__YOUR INSTRUCTIONS__. Each line of the material below that holds the word "JSON" needs to be copied.

▼▼▼

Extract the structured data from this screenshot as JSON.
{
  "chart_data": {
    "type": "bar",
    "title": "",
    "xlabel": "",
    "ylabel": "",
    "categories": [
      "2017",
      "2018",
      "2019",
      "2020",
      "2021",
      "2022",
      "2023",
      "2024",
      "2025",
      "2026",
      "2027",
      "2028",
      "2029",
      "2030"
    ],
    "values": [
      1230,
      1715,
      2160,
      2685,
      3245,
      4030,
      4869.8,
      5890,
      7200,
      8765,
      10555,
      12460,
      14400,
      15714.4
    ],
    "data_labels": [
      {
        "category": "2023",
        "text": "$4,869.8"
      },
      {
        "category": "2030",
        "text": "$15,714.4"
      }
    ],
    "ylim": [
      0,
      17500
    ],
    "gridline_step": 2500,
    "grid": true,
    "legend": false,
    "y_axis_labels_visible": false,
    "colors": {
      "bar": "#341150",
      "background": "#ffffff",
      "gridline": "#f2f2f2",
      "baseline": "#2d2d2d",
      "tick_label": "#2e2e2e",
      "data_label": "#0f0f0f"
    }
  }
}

▲▲▲
▼▼▼

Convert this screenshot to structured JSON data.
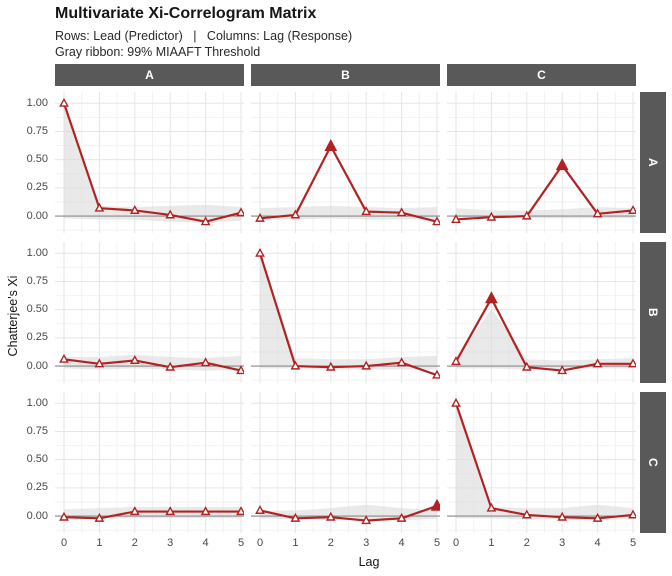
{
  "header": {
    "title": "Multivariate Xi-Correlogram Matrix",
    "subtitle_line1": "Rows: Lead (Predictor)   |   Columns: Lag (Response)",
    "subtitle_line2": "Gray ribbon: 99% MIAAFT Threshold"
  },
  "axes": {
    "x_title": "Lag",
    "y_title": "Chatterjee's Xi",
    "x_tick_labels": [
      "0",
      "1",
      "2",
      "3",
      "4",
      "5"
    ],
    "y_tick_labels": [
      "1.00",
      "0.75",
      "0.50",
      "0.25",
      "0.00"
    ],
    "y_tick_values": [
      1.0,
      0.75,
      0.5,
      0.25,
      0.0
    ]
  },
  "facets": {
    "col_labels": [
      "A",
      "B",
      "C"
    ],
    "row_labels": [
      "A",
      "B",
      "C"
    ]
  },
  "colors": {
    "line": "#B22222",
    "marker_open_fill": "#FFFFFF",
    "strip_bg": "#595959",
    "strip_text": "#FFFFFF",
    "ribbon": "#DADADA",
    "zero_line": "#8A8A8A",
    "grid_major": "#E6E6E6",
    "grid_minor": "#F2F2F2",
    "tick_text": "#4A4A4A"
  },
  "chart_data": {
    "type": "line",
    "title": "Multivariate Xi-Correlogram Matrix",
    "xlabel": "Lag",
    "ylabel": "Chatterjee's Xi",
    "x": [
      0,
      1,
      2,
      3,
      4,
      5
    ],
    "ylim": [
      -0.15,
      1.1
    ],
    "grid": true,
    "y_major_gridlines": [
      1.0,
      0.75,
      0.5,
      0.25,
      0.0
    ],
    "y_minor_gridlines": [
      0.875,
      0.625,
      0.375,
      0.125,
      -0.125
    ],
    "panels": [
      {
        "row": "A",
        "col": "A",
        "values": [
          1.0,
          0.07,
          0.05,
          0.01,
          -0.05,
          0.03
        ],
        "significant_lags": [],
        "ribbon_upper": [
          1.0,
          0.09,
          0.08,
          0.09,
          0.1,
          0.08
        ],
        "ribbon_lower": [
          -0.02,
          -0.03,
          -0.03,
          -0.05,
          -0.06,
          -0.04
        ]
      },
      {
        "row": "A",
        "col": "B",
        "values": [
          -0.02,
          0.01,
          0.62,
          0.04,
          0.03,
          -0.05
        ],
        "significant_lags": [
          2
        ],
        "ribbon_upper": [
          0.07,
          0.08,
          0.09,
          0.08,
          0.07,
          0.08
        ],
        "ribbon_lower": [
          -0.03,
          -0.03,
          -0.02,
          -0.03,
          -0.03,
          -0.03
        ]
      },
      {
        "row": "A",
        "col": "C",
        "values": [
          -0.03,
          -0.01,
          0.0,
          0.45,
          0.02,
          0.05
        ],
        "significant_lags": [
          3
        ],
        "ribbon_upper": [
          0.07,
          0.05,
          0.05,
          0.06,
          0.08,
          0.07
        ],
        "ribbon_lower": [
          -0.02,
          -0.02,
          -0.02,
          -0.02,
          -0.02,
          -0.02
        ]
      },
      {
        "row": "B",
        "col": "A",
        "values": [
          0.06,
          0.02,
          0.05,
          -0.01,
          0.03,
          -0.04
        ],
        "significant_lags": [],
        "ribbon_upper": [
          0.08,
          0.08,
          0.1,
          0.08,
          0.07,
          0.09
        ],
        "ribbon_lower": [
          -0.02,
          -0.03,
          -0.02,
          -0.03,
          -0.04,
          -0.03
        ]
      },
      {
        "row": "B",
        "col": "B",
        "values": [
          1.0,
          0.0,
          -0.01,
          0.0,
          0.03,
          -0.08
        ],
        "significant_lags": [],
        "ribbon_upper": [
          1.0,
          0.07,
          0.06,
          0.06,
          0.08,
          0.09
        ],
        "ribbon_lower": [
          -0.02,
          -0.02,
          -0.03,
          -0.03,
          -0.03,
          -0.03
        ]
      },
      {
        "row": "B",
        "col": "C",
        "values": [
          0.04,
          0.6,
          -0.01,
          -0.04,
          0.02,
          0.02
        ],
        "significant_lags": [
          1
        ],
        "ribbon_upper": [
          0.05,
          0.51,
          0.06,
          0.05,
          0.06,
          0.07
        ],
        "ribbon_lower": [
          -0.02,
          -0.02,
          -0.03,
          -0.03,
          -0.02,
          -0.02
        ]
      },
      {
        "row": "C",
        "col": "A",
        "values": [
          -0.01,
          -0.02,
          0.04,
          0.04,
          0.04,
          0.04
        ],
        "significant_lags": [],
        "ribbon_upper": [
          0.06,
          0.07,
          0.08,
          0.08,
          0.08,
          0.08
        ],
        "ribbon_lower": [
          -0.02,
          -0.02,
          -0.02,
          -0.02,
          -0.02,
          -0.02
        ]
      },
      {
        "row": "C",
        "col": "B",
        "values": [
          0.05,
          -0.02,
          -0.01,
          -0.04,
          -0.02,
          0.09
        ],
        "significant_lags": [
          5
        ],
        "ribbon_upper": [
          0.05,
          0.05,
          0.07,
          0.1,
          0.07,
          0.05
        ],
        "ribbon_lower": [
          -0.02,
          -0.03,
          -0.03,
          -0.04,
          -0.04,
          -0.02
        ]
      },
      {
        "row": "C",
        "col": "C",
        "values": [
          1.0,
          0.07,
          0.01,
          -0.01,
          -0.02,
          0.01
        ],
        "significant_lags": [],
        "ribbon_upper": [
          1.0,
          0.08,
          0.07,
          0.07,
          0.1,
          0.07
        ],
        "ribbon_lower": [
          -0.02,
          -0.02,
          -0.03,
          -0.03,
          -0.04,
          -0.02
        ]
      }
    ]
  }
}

▲▲▲

__REPLY__.
Extract the structured data from this screenshot as JSON.
Convert this screenshot to structured JSON data.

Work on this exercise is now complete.